WRITTEN PROBLEM:
Go through the material below and count the lines with the string "this"; the number is the whole answer.

>> START DATA FOR THE TASK

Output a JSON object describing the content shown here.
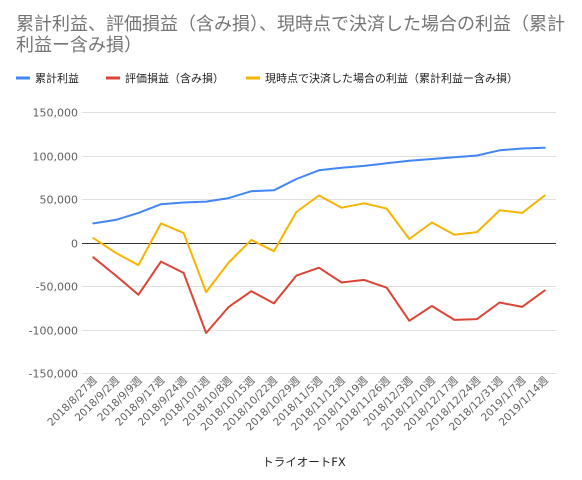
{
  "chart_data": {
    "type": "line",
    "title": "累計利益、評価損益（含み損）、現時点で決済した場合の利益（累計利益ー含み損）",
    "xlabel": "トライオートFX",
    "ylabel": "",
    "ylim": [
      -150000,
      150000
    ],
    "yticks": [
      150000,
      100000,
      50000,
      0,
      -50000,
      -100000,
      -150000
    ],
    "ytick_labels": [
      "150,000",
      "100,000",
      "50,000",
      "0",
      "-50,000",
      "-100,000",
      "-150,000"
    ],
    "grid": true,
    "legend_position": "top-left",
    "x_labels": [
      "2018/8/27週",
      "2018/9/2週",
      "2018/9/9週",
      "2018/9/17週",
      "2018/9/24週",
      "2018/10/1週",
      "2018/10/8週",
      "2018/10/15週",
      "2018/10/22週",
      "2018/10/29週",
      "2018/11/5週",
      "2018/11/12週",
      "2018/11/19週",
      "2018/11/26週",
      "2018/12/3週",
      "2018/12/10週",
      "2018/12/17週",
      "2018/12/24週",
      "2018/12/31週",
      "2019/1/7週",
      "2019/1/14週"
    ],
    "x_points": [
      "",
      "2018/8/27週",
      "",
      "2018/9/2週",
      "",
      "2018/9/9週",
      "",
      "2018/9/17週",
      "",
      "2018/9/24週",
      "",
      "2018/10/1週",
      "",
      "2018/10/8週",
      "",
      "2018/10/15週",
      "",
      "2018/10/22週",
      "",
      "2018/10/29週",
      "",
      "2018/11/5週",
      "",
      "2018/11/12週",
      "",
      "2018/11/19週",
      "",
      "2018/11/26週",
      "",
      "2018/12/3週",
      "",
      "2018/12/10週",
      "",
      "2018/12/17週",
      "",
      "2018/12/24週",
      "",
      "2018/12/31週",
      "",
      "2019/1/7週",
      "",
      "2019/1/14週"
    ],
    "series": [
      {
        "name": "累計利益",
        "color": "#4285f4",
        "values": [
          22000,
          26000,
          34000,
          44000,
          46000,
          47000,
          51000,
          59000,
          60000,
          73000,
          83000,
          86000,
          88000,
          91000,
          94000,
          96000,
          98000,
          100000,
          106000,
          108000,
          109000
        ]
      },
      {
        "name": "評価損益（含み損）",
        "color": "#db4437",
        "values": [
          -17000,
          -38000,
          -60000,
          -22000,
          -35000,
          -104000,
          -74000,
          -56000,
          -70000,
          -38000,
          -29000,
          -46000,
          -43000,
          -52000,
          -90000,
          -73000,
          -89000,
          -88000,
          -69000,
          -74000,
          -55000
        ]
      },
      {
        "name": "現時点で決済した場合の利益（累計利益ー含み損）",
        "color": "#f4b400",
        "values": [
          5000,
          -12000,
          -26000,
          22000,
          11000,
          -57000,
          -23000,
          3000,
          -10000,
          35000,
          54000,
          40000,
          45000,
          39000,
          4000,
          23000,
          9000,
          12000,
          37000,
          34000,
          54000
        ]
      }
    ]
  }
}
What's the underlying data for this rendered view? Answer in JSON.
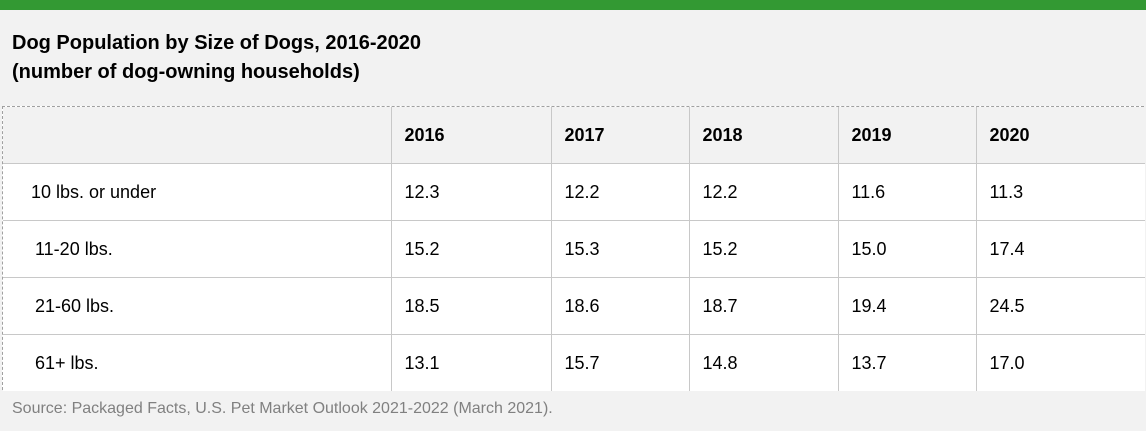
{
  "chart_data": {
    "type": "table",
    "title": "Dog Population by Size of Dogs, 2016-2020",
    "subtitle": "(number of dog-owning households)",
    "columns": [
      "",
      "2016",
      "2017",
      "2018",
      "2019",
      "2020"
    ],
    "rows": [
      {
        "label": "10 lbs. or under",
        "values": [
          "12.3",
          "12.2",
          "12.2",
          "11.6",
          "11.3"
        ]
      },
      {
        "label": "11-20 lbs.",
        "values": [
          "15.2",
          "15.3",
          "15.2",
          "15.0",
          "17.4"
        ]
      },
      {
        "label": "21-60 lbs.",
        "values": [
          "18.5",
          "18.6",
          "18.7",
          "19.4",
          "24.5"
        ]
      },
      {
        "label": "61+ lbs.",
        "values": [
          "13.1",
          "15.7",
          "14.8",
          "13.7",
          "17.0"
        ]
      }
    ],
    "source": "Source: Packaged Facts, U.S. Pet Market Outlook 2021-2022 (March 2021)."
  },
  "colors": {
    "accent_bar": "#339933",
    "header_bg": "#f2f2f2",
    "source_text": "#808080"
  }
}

>> END DATA FOR THE TASK
>> START DATA FOR THE TASK

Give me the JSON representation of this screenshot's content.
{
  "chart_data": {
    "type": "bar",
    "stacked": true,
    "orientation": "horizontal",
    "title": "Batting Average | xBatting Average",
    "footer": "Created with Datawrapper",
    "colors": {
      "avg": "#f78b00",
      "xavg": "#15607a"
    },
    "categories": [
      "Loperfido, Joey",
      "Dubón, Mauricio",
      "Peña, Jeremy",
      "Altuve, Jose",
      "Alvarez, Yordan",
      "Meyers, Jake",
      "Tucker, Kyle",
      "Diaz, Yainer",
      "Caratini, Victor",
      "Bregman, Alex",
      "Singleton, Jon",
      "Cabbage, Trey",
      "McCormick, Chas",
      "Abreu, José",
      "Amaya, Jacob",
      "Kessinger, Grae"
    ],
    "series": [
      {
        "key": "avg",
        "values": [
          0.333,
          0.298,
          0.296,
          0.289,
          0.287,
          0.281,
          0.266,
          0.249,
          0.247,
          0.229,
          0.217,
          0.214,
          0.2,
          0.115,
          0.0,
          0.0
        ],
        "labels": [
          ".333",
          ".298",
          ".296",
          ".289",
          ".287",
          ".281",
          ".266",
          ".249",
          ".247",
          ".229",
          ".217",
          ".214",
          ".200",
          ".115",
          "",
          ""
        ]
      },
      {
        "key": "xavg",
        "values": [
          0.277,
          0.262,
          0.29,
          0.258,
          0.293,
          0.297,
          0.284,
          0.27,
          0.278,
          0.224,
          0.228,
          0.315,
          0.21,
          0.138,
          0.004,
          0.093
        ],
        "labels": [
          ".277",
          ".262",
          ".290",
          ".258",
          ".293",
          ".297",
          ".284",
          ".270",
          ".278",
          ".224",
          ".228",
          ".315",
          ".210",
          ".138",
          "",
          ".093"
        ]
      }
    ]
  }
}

>> END DATA FOR THE TASK

WRITTEN ANSWER:
2